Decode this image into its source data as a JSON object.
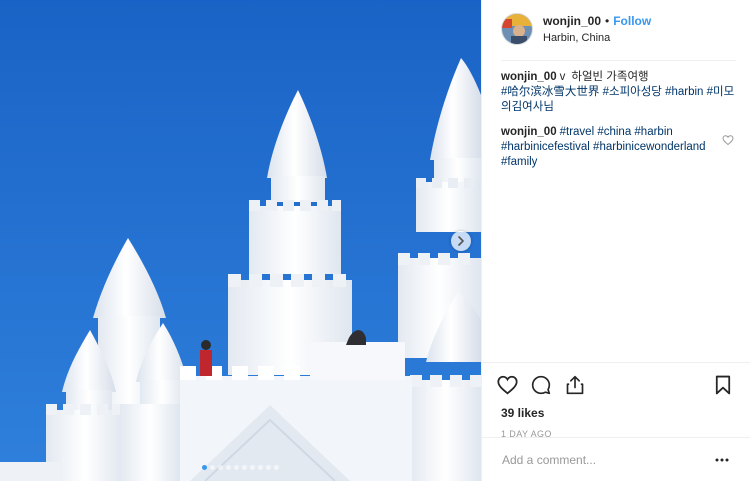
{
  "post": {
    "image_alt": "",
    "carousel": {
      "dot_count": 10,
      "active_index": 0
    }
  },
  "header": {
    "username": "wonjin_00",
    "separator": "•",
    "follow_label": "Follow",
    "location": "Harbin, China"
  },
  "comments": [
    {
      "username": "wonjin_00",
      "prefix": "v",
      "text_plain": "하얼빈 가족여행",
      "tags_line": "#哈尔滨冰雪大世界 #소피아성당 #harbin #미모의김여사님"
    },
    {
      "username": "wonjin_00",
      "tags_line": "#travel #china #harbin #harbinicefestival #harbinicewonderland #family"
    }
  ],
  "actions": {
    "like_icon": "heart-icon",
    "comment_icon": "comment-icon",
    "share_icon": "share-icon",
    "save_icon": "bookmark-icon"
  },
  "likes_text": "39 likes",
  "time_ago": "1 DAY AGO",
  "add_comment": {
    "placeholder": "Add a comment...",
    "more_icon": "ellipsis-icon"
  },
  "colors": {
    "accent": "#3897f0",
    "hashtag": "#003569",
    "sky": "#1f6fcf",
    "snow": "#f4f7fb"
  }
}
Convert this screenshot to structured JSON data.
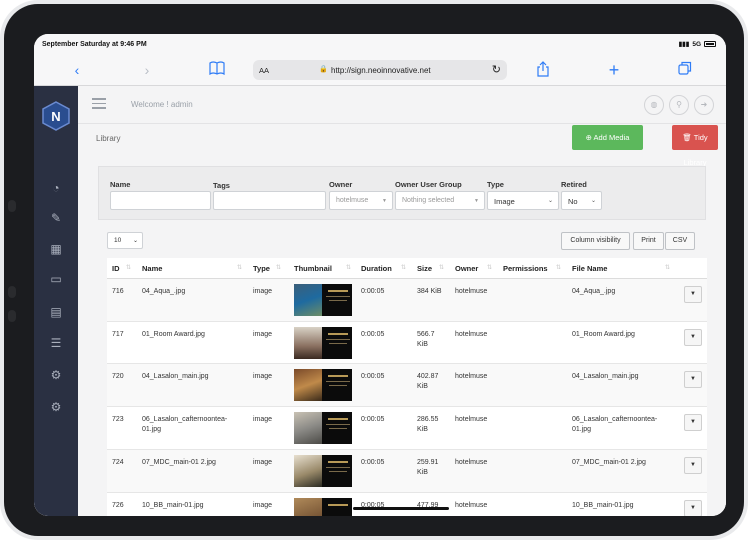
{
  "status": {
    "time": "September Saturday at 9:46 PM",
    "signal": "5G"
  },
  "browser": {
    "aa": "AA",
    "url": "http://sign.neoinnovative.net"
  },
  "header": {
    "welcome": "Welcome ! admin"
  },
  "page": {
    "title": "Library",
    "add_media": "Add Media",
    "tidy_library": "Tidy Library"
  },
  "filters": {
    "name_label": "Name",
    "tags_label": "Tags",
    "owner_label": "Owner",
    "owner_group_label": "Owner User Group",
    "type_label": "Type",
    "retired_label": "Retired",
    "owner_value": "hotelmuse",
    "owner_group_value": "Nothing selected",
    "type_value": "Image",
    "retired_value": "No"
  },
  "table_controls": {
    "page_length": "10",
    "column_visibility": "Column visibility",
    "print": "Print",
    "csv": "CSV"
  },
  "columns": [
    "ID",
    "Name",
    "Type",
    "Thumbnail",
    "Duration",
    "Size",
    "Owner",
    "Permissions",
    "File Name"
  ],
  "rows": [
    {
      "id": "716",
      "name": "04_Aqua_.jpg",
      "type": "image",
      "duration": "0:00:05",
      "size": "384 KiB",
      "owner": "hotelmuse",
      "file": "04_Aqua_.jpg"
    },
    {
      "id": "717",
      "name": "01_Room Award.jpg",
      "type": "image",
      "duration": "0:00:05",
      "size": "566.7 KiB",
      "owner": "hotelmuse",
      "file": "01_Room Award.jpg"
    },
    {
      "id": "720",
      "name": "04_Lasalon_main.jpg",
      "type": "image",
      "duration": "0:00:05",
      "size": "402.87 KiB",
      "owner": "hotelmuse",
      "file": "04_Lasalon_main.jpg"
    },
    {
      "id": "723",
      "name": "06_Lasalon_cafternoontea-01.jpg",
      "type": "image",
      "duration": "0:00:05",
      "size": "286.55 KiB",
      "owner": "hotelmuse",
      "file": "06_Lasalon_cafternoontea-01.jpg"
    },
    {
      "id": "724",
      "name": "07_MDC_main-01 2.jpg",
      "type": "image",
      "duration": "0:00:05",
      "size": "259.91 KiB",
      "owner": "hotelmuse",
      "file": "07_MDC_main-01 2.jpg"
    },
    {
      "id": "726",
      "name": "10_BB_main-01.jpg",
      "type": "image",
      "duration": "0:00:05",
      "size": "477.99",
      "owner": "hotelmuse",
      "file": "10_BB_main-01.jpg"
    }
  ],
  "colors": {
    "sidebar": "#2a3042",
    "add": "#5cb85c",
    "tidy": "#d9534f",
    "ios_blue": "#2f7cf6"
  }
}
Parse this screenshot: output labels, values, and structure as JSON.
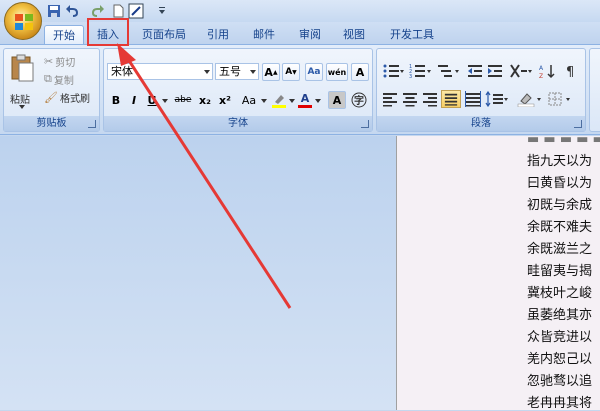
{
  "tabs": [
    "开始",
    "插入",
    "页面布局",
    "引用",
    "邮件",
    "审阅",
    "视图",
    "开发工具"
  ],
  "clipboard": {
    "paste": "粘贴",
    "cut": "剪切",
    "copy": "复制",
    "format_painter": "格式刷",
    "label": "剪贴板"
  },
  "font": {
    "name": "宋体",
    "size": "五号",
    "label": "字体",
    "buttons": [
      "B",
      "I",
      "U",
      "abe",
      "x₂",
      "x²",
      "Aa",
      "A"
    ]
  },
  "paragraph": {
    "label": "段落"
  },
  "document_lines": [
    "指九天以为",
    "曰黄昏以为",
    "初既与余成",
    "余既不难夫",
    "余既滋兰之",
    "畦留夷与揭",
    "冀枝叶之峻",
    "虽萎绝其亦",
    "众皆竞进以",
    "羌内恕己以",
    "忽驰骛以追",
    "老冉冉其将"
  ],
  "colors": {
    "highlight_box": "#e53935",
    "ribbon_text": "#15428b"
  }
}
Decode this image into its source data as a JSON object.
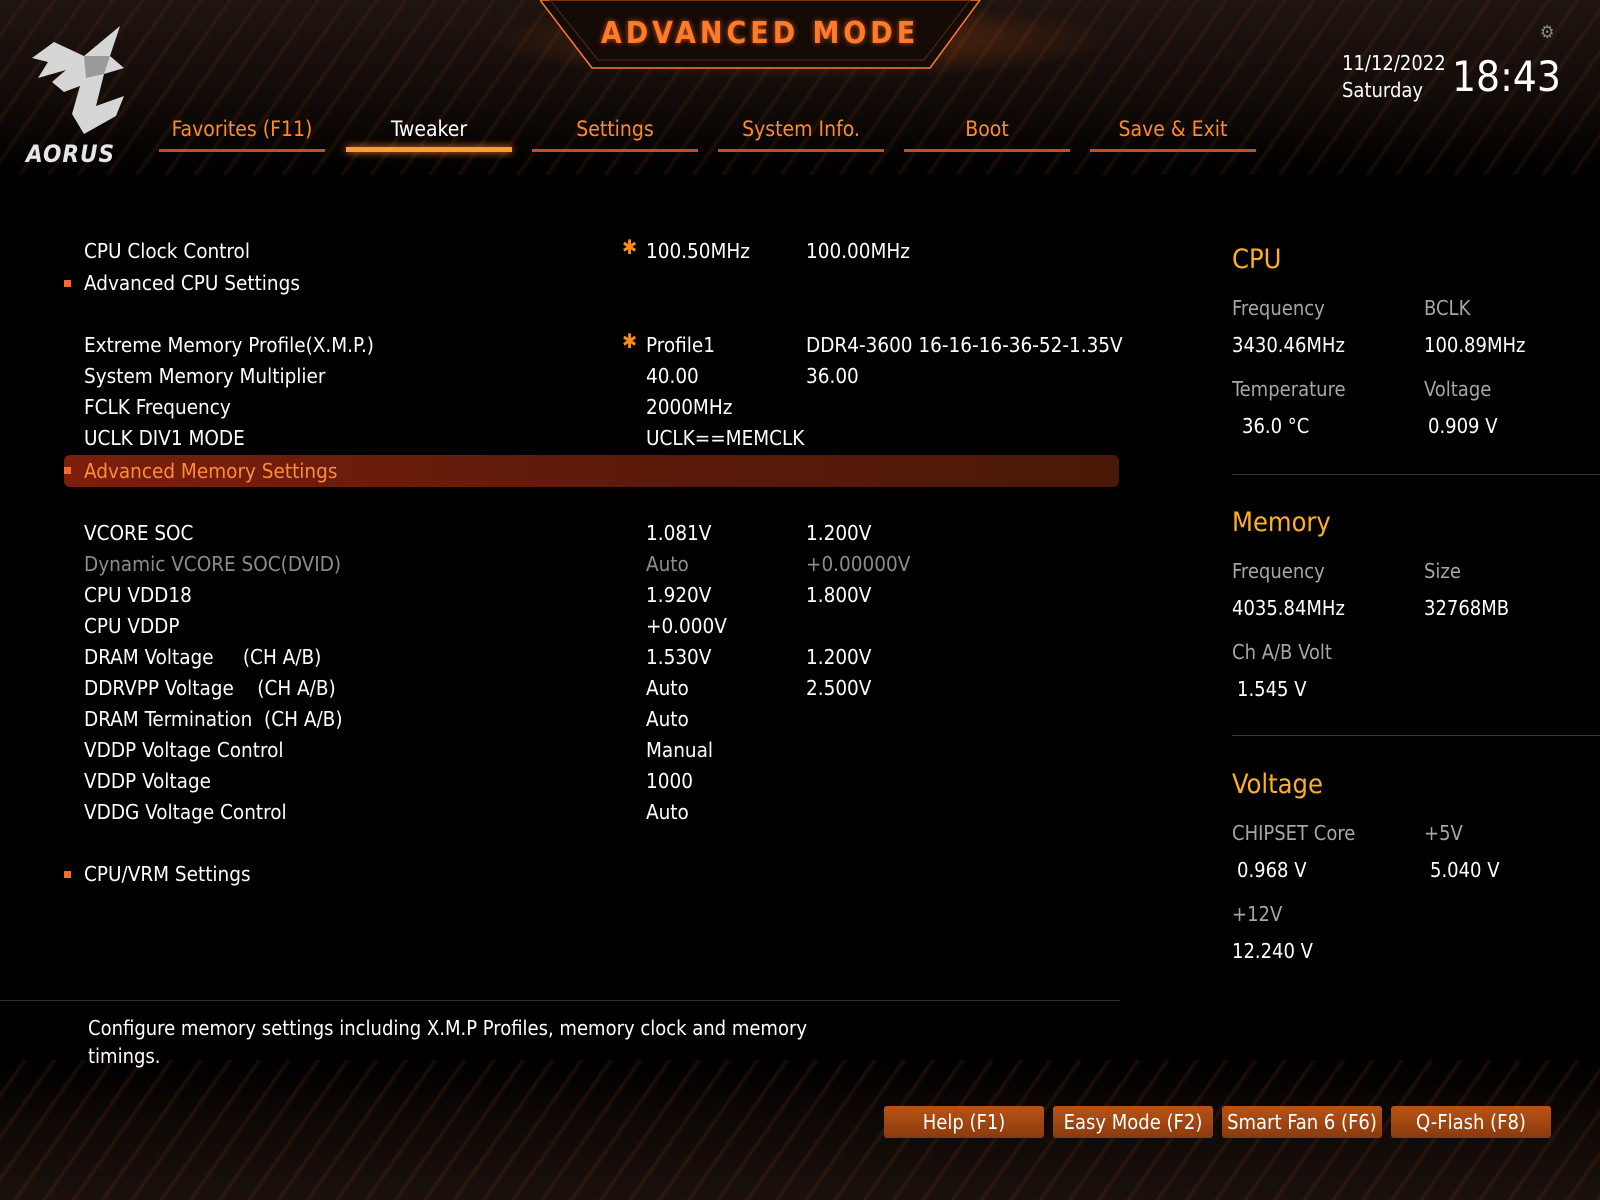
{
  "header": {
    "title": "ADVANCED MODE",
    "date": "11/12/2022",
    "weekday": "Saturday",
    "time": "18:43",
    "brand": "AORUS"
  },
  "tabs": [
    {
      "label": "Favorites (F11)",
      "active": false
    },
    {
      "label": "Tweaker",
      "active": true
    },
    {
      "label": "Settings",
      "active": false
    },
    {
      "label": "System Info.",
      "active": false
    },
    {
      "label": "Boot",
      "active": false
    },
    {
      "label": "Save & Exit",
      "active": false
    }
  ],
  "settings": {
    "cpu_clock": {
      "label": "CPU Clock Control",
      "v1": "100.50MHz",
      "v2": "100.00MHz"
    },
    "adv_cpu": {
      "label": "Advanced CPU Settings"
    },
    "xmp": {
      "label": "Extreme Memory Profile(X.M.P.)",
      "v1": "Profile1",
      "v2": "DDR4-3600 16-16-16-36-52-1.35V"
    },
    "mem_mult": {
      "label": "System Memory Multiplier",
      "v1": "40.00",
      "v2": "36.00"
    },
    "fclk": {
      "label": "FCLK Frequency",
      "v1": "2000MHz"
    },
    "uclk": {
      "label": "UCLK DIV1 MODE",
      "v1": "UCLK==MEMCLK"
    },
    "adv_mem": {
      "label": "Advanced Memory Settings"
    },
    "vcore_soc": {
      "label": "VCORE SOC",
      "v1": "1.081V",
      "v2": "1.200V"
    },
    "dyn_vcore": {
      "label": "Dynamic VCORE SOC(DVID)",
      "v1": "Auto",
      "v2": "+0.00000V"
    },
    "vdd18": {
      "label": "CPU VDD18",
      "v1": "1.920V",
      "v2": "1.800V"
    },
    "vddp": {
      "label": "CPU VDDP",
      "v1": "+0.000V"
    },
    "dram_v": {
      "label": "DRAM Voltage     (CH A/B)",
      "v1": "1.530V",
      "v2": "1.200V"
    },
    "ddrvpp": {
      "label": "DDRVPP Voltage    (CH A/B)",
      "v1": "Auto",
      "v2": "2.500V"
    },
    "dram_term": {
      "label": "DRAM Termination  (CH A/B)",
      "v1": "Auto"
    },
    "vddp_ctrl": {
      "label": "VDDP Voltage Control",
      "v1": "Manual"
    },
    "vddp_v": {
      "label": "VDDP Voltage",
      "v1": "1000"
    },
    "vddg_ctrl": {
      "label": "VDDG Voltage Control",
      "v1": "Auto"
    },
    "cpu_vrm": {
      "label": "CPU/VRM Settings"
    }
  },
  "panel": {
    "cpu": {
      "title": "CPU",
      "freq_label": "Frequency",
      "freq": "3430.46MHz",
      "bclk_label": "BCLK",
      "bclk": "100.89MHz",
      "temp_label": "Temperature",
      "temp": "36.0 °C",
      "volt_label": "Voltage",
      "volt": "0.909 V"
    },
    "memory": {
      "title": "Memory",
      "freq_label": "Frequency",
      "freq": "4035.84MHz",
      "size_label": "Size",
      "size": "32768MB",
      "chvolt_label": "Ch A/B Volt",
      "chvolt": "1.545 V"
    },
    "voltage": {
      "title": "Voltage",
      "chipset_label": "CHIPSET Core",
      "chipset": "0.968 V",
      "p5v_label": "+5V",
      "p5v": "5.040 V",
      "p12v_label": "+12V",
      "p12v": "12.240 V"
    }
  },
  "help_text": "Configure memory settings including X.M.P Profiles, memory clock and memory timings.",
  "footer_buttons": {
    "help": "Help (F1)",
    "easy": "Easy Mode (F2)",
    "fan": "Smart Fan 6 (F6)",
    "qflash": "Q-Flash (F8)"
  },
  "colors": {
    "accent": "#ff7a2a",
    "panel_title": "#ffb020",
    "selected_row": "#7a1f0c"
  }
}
——
▶ [Prompt]
In the listing above, locate each line with "this" and copy it.

▶ [Exercise output]
Decode this image into its source data as a JSON object.
Convert this screenshot to structured JSON data.
Parse this screenshot: output labels, values, and structure as JSON.
Decode this image into its source data as a JSON object.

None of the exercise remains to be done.